**Stated task:**
Can you give all the records again without altering a single character?

**Part of a data file:**
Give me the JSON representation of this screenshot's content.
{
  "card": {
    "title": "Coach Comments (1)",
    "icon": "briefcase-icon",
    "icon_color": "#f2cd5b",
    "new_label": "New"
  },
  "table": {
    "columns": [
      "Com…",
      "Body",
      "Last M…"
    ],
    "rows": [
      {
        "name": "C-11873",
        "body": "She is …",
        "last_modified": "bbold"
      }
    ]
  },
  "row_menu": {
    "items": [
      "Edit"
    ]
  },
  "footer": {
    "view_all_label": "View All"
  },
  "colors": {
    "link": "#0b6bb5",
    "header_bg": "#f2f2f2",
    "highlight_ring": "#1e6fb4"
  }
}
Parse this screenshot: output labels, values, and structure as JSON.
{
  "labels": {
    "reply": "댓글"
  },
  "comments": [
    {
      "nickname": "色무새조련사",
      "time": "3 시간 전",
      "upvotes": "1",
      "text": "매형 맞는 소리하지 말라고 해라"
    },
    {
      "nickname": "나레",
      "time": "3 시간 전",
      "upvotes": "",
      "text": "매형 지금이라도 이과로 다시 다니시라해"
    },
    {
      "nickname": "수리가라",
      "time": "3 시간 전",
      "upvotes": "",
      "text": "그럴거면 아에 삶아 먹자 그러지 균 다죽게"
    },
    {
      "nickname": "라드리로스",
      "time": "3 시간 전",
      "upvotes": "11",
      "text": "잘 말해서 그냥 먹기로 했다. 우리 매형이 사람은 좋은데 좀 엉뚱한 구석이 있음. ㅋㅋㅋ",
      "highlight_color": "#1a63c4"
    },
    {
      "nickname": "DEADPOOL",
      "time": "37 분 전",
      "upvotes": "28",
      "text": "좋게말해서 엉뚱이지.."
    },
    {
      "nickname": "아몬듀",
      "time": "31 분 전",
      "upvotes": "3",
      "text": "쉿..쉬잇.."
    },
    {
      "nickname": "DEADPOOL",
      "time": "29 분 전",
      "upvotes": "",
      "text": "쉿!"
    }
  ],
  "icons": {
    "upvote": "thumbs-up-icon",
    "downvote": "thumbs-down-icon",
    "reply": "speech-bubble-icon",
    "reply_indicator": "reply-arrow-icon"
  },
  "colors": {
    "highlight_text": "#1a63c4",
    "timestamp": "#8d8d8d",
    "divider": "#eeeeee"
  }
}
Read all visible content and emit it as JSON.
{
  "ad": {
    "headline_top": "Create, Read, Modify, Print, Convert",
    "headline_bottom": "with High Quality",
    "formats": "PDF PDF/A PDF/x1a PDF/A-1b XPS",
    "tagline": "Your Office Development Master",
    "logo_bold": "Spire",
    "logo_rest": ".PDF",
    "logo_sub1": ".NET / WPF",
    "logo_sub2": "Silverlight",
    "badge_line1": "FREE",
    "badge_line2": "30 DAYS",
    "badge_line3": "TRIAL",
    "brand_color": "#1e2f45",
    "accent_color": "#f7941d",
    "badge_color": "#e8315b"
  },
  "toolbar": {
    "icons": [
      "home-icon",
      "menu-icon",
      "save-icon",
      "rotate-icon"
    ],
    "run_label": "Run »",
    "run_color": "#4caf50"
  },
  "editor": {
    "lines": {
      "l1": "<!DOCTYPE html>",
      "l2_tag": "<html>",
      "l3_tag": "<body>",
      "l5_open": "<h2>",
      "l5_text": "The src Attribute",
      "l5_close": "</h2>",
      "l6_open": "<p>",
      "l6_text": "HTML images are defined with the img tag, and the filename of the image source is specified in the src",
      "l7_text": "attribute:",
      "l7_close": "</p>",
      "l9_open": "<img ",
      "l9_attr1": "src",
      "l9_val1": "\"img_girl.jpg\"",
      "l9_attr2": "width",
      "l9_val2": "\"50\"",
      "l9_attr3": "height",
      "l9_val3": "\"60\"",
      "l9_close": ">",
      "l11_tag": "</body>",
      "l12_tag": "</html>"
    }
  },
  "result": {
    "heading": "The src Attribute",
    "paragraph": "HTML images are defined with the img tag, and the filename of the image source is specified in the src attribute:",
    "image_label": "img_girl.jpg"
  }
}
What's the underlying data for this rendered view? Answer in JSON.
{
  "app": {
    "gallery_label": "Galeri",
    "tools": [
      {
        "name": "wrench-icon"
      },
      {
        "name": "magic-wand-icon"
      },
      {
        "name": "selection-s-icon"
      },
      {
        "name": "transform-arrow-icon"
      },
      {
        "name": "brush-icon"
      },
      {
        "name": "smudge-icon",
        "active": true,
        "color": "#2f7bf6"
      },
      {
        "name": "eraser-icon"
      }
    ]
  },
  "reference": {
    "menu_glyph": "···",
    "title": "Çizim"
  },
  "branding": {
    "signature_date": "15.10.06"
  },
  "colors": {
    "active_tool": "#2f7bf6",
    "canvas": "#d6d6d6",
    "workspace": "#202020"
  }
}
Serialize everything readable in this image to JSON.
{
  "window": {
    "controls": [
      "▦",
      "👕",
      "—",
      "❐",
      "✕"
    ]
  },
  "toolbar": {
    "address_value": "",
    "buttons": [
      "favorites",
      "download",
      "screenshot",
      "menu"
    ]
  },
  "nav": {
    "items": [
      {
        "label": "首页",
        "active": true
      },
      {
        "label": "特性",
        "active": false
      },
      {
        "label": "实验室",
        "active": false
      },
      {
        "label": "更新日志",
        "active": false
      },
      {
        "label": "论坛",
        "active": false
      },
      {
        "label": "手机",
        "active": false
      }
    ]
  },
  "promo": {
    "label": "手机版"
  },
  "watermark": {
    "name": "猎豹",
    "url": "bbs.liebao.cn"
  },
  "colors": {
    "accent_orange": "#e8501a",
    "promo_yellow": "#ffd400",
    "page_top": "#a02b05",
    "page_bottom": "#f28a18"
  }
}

**Answer for the task:**
Give me the JSON representation of this screenshot's content.
{
  "card": {
    "title": "Coach Comments (1)",
    "icon": "briefcase-icon",
    "icon_color": "#f2cd5b",
    "new_label": "New"
  },
  "table": {
    "columns": [
      "Com…",
      "Body",
      "Last M…"
    ],
    "rows": [
      {
        "name": "C-11873",
        "body": "She is …",
        "last_modified": "bbold"
      }
    ]
  },
  "row_menu": {
    "items": [
      "Edit"
    ]
  },
  "footer": {
    "view_all_label": "View All"
  },
  "colors": {
    "link": "#0b6bb5",
    "header_bg": "#f2f2f2",
    "highlight_ring": "#1e6fb4"
  }
}
Parse this screenshot: output labels, values, and structure as JSON.
{
  "labels": {
    "reply": "댓글"
  },
  "comments": [
    {
      "nickname": "色무새조련사",
      "time": "3 시간 전",
      "upvotes": "1",
      "text": "매형 맞는 소리하지 말라고 해라"
    },
    {
      "nickname": "나레",
      "time": "3 시간 전",
      "upvotes": "",
      "text": "매형 지금이라도 이과로 다시 다니시라해"
    },
    {
      "nickname": "수리가라",
      "time": "3 시간 전",
      "upvotes": "",
      "text": "그럴거면 아에 삶아 먹자 그러지 균 다죽게"
    },
    {
      "nickname": "라드리로스",
      "time": "3 시간 전",
      "upvotes": "11",
      "text": "잘 말해서 그냥 먹기로 했다. 우리 매형이 사람은 좋은데 좀 엉뚱한 구석이 있음. ㅋㅋㅋ",
      "highlight_color": "#1a63c4"
    },
    {
      "nickname": "DEADPOOL",
      "time": "37 분 전",
      "upvotes": "28",
      "text": "좋게말해서 엉뚱이지.."
    },
    {
      "nickname": "아몬듀",
      "time": "31 분 전",
      "upvotes": "3",
      "text": "쉿..쉬잇.."
    },
    {
      "nickname": "DEADPOOL",
      "time": "29 분 전",
      "upvotes": "",
      "text": "쉿!"
    }
  ],
  "icons": {
    "upvote": "thumbs-up-icon",
    "downvote": "thumbs-down-icon",
    "reply": "speech-bubble-icon",
    "reply_indicator": "reply-arrow-icon"
  },
  "colors": {
    "highlight_text": "#1a63c4",
    "timestamp": "#8d8d8d",
    "divider": "#eeeeee"
  }
}
Read all visible content and emit it as JSON.
{
  "ad": {
    "headline_top": "Create, Read, Modify, Print, Convert",
    "headline_bottom": "with High Quality",
    "formats": "PDF PDF/A PDF/x1a PDF/A-1b XPS",
    "tagline": "Your Office Development Master",
    "logo_bold": "Spire",
    "logo_rest": ".PDF",
    "logo_sub1": ".NET / WPF",
    "logo_sub2": "Silverlight",
    "badge_line1": "FREE",
    "badge_line2": "30 DAYS",
    "badge_line3": "TRIAL",
    "brand_color": "#1e2f45",
    "accent_color": "#f7941d",
    "badge_color": "#e8315b"
  },
  "toolbar": {
    "icons": [
      "home-icon",
      "menu-icon",
      "save-icon",
      "rotate-icon"
    ],
    "run_label": "Run »",
    "run_color": "#4caf50"
  },
  "editor": {
    "lines": {
      "l1": "<!DOCTYPE html>",
      "l2_tag": "<html>",
      "l3_tag": "<body>",
      "l5_open": "<h2>",
      "l5_text": "The src Attribute",
      "l5_close": "</h2>",
      "l6_open": "<p>",
      "l6_text": "HTML images are defined with the img tag, and the filename of the image source is specified in the src",
      "l7_text": "attribute:",
      "l7_close": "</p>",
      "l9_open": "<img ",
      "l9_attr1": "src",
      "l9_val1": "\"img_girl.jpg\"",
      "l9_attr2": "width",
      "l9_val2": "\"50\"",
      "l9_attr3": "height",
      "l9_val3": "\"60\"",
      "l9_close": ">",
      "l11_tag": "</body>",
      "l12_tag": "</html>"
    }
  },
  "result": {
    "heading": "The src Attribute",
    "paragraph": "HTML images are defined with the img tag, and the filename of the image source is specified in the src attribute:",
    "image_label": "img_girl.jpg"
  }
}
What's the underlying data for this rendered view? Answer in JSON.
{
  "app": {
    "gallery_label": "Galeri",
    "tools": [
      {
        "name": "wrench-icon"
      },
      {
        "name": "magic-wand-icon"
      },
      {
        "name": "selection-s-icon"
      },
      {
        "name": "transform-arrow-icon"
      },
      {
        "name": "brush-icon"
      },
      {
        "name": "smudge-icon",
        "active": true,
        "color": "#2f7bf6"
      },
      {
        "name": "eraser-icon"
      }
    ]
  },
  "reference": {
    "menu_glyph": "···",
    "title": "Çizim"
  },
  "branding": {
    "signature_date": "15.10.06"
  },
  "colors": {
    "active_tool": "#2f7bf6",
    "canvas": "#d6d6d6",
    "workspace": "#202020"
  }
}
Serialize everything readable in this image to JSON.
{
  "window": {
    "controls": [
      "▦",
      "👕",
      "—",
      "❐",
      "✕"
    ]
  },
  "toolbar": {
    "address_value": "",
    "buttons": [
      "favorites",
      "download",
      "screenshot",
      "menu"
    ]
  },
  "nav": {
    "items": [
      {
        "label": "首页",
        "active": true
      },
      {
        "label": "特性",
        "active": false
      },
      {
        "label": "实验室",
        "active": false
      },
      {
        "label": "更新日志",
        "active": false
      },
      {
        "label": "论坛",
        "active": false
      },
      {
        "label": "手机",
        "active": false
      }
    ]
  },
  "promo": {
    "label": "手机版"
  },
  "watermark": {
    "name": "猎豹",
    "url": "bbs.liebao.cn"
  },
  "colors": {
    "accent_orange": "#e8501a",
    "promo_yellow": "#ffd400",
    "page_top": "#a02b05",
    "page_bottom": "#f28a18"
  }
}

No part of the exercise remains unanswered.